Print out each entry below exactly, please.

* Begin GIVEN RECORDS *

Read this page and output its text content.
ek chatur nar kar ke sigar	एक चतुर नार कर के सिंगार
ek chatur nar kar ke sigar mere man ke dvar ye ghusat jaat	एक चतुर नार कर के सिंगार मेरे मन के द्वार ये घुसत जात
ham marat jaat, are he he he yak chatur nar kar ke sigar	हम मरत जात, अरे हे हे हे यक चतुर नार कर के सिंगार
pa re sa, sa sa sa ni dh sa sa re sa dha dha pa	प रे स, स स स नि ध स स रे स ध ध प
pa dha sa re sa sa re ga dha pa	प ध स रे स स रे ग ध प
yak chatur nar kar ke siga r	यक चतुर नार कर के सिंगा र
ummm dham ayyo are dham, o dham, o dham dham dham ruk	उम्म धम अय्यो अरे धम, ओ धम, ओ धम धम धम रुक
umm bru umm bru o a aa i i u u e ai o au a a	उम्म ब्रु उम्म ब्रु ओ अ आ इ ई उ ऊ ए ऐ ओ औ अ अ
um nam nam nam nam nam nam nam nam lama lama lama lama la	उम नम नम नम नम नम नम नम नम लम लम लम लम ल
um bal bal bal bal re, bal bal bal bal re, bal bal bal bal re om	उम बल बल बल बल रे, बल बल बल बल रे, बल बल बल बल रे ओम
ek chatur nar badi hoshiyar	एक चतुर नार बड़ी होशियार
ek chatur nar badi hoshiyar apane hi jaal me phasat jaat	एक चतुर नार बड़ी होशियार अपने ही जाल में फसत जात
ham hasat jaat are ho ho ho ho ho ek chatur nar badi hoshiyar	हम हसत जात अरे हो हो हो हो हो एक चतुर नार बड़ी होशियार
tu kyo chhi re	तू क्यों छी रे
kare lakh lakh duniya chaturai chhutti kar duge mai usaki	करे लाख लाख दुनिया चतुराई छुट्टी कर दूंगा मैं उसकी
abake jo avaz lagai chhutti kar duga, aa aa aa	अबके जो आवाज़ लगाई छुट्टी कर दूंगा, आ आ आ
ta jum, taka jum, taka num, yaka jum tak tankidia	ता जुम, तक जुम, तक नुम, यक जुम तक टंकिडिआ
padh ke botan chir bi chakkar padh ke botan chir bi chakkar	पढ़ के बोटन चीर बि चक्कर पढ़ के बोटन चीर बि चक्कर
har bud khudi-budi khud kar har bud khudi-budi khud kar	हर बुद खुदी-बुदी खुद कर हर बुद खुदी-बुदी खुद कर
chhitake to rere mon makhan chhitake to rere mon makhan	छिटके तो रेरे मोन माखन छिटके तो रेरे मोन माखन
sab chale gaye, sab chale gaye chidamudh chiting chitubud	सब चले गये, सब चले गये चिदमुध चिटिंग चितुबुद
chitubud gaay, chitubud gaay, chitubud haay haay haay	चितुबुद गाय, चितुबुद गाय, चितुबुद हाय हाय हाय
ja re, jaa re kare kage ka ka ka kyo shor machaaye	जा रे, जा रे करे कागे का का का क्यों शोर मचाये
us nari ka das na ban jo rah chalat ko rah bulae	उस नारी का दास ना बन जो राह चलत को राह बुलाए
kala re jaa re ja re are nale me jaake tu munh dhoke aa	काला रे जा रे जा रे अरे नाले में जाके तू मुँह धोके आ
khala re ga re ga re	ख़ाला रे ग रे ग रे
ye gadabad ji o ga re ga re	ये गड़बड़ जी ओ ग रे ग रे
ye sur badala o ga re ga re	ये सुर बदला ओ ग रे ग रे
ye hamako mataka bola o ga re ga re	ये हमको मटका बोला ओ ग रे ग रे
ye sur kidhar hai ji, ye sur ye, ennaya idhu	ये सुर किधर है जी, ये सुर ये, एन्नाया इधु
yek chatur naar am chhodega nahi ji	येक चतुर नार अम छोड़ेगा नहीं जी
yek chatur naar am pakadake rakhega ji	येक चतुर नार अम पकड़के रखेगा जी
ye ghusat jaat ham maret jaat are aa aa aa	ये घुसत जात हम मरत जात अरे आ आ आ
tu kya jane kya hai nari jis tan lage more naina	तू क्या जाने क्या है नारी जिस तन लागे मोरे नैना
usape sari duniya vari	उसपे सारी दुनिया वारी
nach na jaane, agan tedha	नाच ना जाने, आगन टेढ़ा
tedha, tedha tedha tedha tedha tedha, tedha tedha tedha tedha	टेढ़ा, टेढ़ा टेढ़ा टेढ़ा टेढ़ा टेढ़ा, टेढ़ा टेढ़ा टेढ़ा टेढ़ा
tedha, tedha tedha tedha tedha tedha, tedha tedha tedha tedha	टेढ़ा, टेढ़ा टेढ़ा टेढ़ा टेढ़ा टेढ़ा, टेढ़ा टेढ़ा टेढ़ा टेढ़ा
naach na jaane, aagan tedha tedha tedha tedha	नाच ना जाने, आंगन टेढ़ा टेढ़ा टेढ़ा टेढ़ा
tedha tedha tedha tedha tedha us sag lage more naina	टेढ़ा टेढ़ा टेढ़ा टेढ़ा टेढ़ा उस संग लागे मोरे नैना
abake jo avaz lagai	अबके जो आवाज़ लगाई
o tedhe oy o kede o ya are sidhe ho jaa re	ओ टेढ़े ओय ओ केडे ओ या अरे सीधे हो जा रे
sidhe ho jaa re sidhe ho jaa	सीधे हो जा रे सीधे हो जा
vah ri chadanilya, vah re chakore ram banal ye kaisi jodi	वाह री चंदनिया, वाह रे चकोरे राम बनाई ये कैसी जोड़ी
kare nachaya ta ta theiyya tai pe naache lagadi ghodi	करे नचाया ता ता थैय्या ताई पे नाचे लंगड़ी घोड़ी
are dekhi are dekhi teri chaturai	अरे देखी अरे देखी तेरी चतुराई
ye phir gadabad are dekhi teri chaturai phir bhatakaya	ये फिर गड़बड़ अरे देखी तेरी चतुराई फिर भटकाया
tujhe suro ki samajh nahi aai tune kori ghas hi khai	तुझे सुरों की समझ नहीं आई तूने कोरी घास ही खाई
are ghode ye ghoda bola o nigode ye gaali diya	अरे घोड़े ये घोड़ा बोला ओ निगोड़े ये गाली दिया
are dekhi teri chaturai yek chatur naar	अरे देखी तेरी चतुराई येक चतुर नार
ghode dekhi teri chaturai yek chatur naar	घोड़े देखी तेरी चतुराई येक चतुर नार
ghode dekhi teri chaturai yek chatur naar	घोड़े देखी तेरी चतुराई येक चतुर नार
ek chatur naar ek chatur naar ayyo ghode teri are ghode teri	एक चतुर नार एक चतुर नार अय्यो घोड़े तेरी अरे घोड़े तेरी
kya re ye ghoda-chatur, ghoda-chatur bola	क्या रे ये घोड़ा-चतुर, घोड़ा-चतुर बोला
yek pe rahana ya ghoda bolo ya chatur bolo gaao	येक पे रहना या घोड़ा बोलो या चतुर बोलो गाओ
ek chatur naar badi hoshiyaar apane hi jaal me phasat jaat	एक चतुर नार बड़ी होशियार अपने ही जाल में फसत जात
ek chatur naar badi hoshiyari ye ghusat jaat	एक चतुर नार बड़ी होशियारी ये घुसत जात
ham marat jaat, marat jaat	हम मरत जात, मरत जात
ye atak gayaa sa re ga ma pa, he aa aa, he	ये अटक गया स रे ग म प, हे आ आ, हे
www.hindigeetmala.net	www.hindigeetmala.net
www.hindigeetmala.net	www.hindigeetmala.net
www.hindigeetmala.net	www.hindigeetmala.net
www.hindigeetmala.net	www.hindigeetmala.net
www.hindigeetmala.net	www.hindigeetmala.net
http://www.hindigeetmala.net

* End GIVEN RECORDS *

• _RESULT_
Read this page and output its text content.
ek chatur nar kar ke sigar	एक चतुर नार कर के सिंगार
ek chatur nar kar ke sigar mere man ke dvar ye ghusat jaat	एक चतुर नार कर के सिंगार मेरे मन के द्वार ये घुसत जात
ham marat jaat, are he he he yak chatur nar kar ke sigar	हम मरत जात, अरे हे हे हे यक चतुर नार कर के सिंगार
pa re sa, sa sa sa ni dh sa sa re sa dha dha pa	प रे स, स स स नि ध स स रे स ध ध प
pa dha sa re sa sa re ga dha pa	प ध स रे स स रे ग ध प
yak chatur nar kar ke siga r	यक चतुर नार कर के सिंगा र
ummm dham ayyo are dham, o dham, o dham dham dham ruk	उम्म धम अय्यो अरे धम, ओ धम, ओ धम धम धम रुक
umm bru umm bru o a aa i i u u e ai o au a a	उम्म ब्रु उम्म ब्रु ओ अ आ इ ई उ ऊ ए ऐ ओ औ अ अ
um nam nam nam nam nam nam nam nam lama lama lama lama la	उम नम नम नम नम नम नम नम नम लम लम लम लम ल
um bal bal bal bal re, bal bal bal bal re, bal bal bal bal re om	उम बल बल बल बल रे, बल बल बल बल रे, बल बल बल बल रे ओम
ek chatur nar badi hoshiyar	एक चतुर नार बड़ी होशियार
ek chatur nar badi hoshiyar apane hi jaal me phasat jaat	एक चतुर नार बड़ी होशियार अपने ही जाल में फसत जात
ham hasat jaat are ho ho ho ho ho ek chatur nar badi hoshiyar	हम हसत जात अरे हो हो हो हो हो एक चतुर नार बड़ी होशियार
tu kyo chhi re	तू क्यों छी रे
kare lakh lakh duniya chaturai chhutti kar duge mai usaki	करे लाख लाख दुनिया चतुराई छुट्टी कर दूंगा मैं उसकी
abake jo avaz lagai chhutti kar duga, aa aa aa	अबके जो आवाज़ लगाई छुट्टी कर दूंगा, आ आ आ
ta jum, taka jum, taka num, yaka jum tak tankidia	ता जुम, तक जुम, तक नुम, यक जुम तक टंकिडिआ
padh ke botan chir bi chakkar padh ke botan chir bi chakkar	पढ़ के बोटन चीर बि चक्कर पढ़ के बोटन चीर बि चक्कर
har bud khudi-budi khud kar har bud khudi-budi khud kar	हर बुद खुदी-बुदी खुद कर हर बुद खुदी-बुदी खुद कर
chhitake to rere mon makhan chhitake to rere mon makhan	छिटके तो रेरे मोन माखन छिटके तो रेरे मोन माखन
sab chale gaye, sab chale gaye chidamudh chiting chitubud	सब चले गये, सब चले गये चिदमुध चिटिंग चितुबुद
chitubud gaay, chitubud gaay, chitubud haay haay haay	चितुबुद गाय, चितुबुद गाय, चितुबुद हाय हाय हाय
ja re, jaa re kare kage ka ka ka kyo shor machaaye	जा रे, जा रे करे कागे का का का क्यों शोर मचाये
us nari ka das na ban jo rah chalat ko rah bulae	उस नारी का दास ना बन जो राह चलत को राह बुलाए
kala re jaa re ja re are nale me jaake tu munh dhoke aa	काला रे जा रे जा रे अरे नाले में जाके तू मुँह धोके आ
khala re ga re ga re	ख़ाला रे ग रे ग रे
ye gadabad ji o ga re ga re	ये गड़बड़ जी ओ ग रे ग रे
ye sur badala o ga re ga re	ये सुर बदला ओ ग रे ग रे
ye hamako mataka bola o ga re ga re	ये हमको मटका बोला ओ ग रे ग रे
ye sur kidhar hai ji, ye sur ye, ennaya idhu	ये सुर किधर है जी, ये सुर ये, एन्नाया इधु
yek chatur naar am chhodega nahi ji	येक चतुर नार अम छोड़ेगा नहीं जी
yek chatur naar am pakadake rakhega ji	येक चतुर नार अम पकड़के रखेगा जी
ye ghusat jaat ham maret jaat are aa aa aa	ये घुसत जात हम मरत जात अरे आ आ आ
tu kya jane kya hai nari jis tan lage more naina	तू क्या जाने क्या है नारी जिस तन लागे मोरे नैना
usape sari duniya vari	उसपे सारी दुनिया वारी
nach na jaane, agan tedha	नाच ना जाने, आगन टेढ़ा
tedha, tedha tedha tedha tedha tedha, tedha tedha tedha tedha	टेढ़ा, टेढ़ा टेढ़ा टेढ़ा टेढ़ा टेढ़ा, टेढ़ा टेढ़ा टेढ़ा टेढ़ा
tedha, tedha tedha tedha tedha tedha, tedha tedha tedha tedha	टेढ़ा, टेढ़ा टेढ़ा टेढ़ा टेढ़ा टेढ़ा, टेढ़ा टेढ़ा टेढ़ा टेढ़ा
naach na jaane, aagan tedha tedha tedha tedha	नाच ना जाने, आंगन टेढ़ा टेढ़ा टेढ़ा टेढ़ा
tedha tedha tedha tedha tedha us sag lage more naina	टेढ़ा टेढ़ा टेढ़ा टेढ़ा टेढ़ा उस संग लागे मोरे नैना
abake jo avaz lagai	अबके जो आवाज़ लगाई
o tedhe oy o kede o ya are sidhe ho jaa re	ओ टेढ़े ओय ओ केडे ओ या अरे सीधे हो जा रे
sidhe ho jaa re sidhe ho jaa	सीधे हो जा रे सीधे हो जा
vah ri chadanilya, vah re chakore ram banal ye kaisi jodi	वाह री चंदनिया, वाह रे चकोरे राम बनाई ये कैसी जोड़ी
kare nachaya ta ta theiyya tai pe naache lagadi ghodi	करे नचाया ता ता थैय्या ताई पे नाचे लंगड़ी घोड़ी
are dekhi are dekhi teri chaturai	अरे देखी अरे देखी तेरी चतुराई
ye phir gadabad are dekhi teri chaturai phir bhatakaya	ये फिर गड़बड़ अरे देखी तेरी चतुराई फिर भटकाया
tujhe suro ki samajh nahi aai tune kori ghas hi khai	तुझे सुरों की समझ नहीं आई तूने कोरी घास ही खाई
are ghode ye ghoda bola o nigode ye gaali diya	अरे घोड़े ये घोड़ा बोला ओ निगोड़े ये गाली दिया
are dekhi teri chaturai yek chatur naar	अरे देखी तेरी चतुराई येक चतुर नार
ghode dekhi teri chaturai yek chatur naar	घोड़े देखी तेरी चतुराई येक चतुर नार
ghode dekhi teri chaturai yek chatur naar	घोड़े देखी तेरी चतुराई येक चतुर नार
ek chatur naar ek chatur naar ayyo ghode teri are ghode teri	एक चतुर नार एक चतुर नार अय्यो घोड़े तेरी अरे घोड़े तेरी
kya re ye ghoda-chatur, ghoda-chatur bola	क्या रे ये घोड़ा-चतुर, घोड़ा-चतुर बोला
yek pe rahana ya ghoda bolo ya chatur bolo gaao	येक पे रहना या घोड़ा बोलो या चतुर बोलो गाओ
ek chatur naar badi hoshiyaar apane hi jaal me phasat jaat	एक चतुर नार बड़ी होशियार अपने ही जाल में फसत जात
ek chatur naar badi hoshiyari ye ghusat jaat	एक चतुर नार बड़ी होशियारी ये घुसत जात
ham marat jaat, marat jaat	हम मरत जात, मरत जात
ye atak gayaa sa re ga ma pa, he aa aa, he	ये अटक गया स रे ग म प, हे आ आ, हे
www.hindigeetmala.net	www.hindigeetmala.net
www.hindigeetmala.net	www.hindigeetmala.net
www.hindigeetmala.net	www.hindigeetmala.net
www.hindigeetmala.net	www.hindigeetmala.net
www.hindigeetmala.net	www.hindigeetmala.net
http://www.hindigeetmala.net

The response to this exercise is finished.